Retype the full set of records. Keep every character identical.

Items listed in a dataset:
******
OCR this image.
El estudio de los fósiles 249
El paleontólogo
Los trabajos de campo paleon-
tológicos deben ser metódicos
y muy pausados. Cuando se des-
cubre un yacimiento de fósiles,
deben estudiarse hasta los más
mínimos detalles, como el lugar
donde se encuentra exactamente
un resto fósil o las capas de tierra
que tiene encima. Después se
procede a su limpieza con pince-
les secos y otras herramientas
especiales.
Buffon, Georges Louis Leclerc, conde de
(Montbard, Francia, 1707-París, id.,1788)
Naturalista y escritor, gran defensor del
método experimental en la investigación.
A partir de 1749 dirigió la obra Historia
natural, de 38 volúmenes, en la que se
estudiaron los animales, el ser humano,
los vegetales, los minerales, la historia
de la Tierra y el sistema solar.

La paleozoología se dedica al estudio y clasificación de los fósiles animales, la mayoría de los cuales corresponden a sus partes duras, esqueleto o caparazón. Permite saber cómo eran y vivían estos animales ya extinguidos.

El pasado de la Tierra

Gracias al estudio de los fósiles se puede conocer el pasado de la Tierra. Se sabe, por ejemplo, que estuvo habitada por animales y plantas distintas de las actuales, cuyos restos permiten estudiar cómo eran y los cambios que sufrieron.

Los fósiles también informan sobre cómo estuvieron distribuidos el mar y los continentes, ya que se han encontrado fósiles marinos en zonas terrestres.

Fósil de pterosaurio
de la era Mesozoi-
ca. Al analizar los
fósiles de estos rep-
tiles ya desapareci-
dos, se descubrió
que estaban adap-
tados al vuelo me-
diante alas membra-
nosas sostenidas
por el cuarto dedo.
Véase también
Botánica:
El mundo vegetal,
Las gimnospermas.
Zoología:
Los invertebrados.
******
_TASK RESPONSE_:
OCR this image.
El estudio de los fósiles 249
El paleontólogo
Los trabajos de campo paleon-
tológicos deben ser metódicos
y muy pausados. Cuando se des-
cubre un yacimiento de fósiles,
deben estudiarse hasta los más
mínimos detalles, como el lugar
donde se encuentra exactamente
un resto fósil o las capas de tierra
que tiene encima. Después se
procede a su limpieza con pince-
les secos y otras herramientas
especiales.
Buffon, Georges Louis Leclerc, conde de
(Montbard, Francia, 1707-París, id.,1788)
Naturalista y escritor, gran defensor del
método experimental en la investigación.
A partir de 1749 dirigió la obra Historia
natural, de 38 volúmenes, en la que se
estudiaron los animales, el ser humano,
los vegetales, los minerales, la historia
de la Tierra y el sistema solar.

La paleozoología se dedica al estudio y clasificación de los fósiles animales, la mayoría de los cuales corresponden a sus partes duras, esqueleto o caparazón. Permite saber cómo eran y vivían estos animales ya extinguidos.

El pasado de la Tierra

Gracias al estudio de los fósiles se puede conocer el pasado de la Tierra. Se sabe, por ejemplo, que estuvo habitada por animales y plantas distintas de las actuales, cuyos restos permiten estudiar cómo eran y los cambios que sufrieron.

Los fósiles también informan sobre cómo estuvieron distribuidos el mar y los continentes, ya que se han encontrado fósiles marinos en zonas terrestres.

Fósil de pterosaurio
de la era Mesozoi-
ca. Al analizar los
fósiles de estos rep-
tiles ya desapareci-
dos, se descubrió
que estaban adap-
tados al vuelo me-
diante alas membra-
nosas sostenidas
por el cuarto dedo.
Véase también
Botánica:
El mundo vegetal,
Las gimnospermas.
Zoología:
Los invertebrados.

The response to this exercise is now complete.